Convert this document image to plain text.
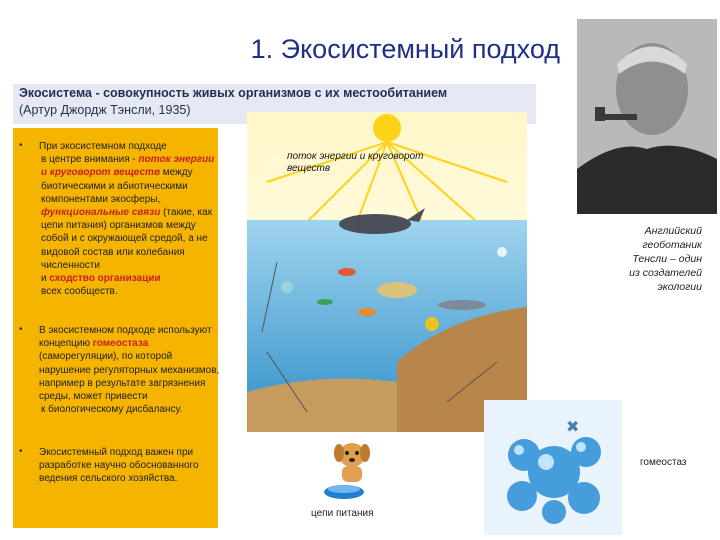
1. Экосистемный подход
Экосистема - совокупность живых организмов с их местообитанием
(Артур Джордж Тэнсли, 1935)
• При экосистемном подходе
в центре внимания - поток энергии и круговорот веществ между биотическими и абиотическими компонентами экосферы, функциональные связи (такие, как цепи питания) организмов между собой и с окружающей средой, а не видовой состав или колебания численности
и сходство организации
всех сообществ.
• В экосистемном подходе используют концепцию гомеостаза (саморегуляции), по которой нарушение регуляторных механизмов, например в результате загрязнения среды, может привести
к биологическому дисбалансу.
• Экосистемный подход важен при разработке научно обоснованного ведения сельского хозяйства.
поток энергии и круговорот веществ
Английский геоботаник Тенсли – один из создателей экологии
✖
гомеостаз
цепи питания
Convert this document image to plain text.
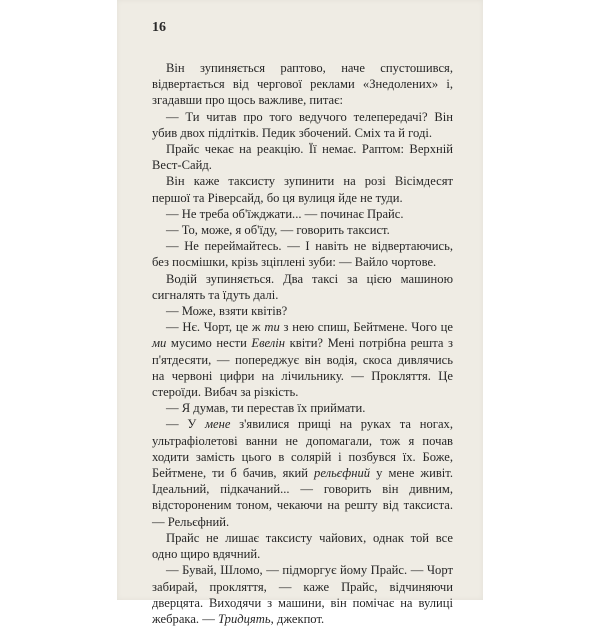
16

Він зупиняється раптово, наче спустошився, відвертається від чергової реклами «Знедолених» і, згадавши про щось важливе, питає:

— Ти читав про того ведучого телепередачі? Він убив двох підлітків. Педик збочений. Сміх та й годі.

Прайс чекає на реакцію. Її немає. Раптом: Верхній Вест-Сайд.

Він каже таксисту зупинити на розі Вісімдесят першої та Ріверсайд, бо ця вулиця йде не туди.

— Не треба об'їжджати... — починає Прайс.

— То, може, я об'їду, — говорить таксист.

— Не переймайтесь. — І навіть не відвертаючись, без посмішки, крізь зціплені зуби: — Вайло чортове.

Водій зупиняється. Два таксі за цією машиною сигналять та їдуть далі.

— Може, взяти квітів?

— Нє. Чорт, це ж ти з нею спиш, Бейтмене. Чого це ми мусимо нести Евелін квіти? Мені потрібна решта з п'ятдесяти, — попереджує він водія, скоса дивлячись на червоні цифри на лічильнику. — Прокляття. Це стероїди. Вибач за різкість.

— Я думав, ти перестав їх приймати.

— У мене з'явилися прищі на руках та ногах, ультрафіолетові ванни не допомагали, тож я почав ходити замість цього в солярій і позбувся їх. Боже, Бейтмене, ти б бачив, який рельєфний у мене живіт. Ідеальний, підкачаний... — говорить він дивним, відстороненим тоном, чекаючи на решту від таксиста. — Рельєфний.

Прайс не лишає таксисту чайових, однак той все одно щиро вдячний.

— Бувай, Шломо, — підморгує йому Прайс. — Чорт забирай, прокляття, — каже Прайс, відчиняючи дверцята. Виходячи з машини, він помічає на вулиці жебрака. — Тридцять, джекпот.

☆ ☆ ☆ ☆

▶ STATED TASK
Strip out the images, then output the records above word for word.

▶ SOLUTION FOR THIS EXERCISE
Convert this document image to plain text.
1. Экосистемный подход
Экосистема - совокупность живых организмов с их местообитанием
(Артур Джордж Тэнсли, 1935)
• При экосистемном подходе
в центре внимания - поток энергии и круговорот веществ между биотическими и абиотическими компонентами экосферы, функциональные связи (такие, как цепи питания) организмов между собой и с окружающей средой, а не видовой состав или колебания численности
и сходство организации
всех сообществ.
• В экосистемном подходе используют концепцию гомеостаза (саморегуляции), по которой нарушение регуляторных механизмов, например в результате загрязнения среды, может привести
к биологическому дисбалансу.
• Экосистемный подход важен при разработке научно обоснованного ведения сельского хозяйства.
поток энергии и круговорот веществ
Английский геоботаник Тенсли – один из создателей экологии
✖
гомеостаз
цепи питания
Convert this document image to plain text.
16

Він зупиняється раптово, наче спустошився, відвертається від чергової реклами «Знедолених» і, згадавши про щось важливе, питає:

— Ти читав про того ведучого телепередачі? Він убив двох підлітків. Педик збочений. Сміх та й годі.

Прайс чекає на реакцію. Її немає. Раптом: Верхній Вест-Сайд.

Він каже таксисту зупинити на розі Вісімдесят першої та Ріверсайд, бо ця вулиця йде не туди.

— Не треба об'їжджати... — починає Прайс.

— То, може, я об'їду, — говорить таксист.

— Не переймайтесь. — І навіть не відвертаючись, без посмішки, крізь зціплені зуби: — Вайло чортове.

Водій зупиняється. Два таксі за цією машиною сигналять та їдуть далі.

— Може, взяти квітів?

— Нє. Чорт, це ж ти з нею спиш, Бейтмене. Чого це ми мусимо нести Евелін квіти? Мені потрібна решта з п'ятдесяти, — попереджує він водія, скоса дивлячись на червоні цифри на лічильнику. — Прокляття. Це стероїди. Вибач за різкість.

— Я думав, ти перестав їх приймати.

— У мене з'явилися прищі на руках та ногах, ультрафіолетові ванни не допомагали, тож я почав ходити замість цього в солярій і позбувся їх. Боже, Бейтмене, ти б бачив, який рельєфний у мене живіт. Ідеальний, підкачаний... — говорить він дивним, відстороненим тоном, чекаючи на решту від таксиста. — Рельєфний.

Прайс не лишає таксисту чайових, однак той все одно щиро вдячний.

— Бувай, Шломо, — підморгує йому Прайс. — Чорт забирай, прокляття, — каже Прайс, відчиняючи дверцята. Виходячи з машини, він помічає на вулиці жебрака. — Тридцять, джекпот.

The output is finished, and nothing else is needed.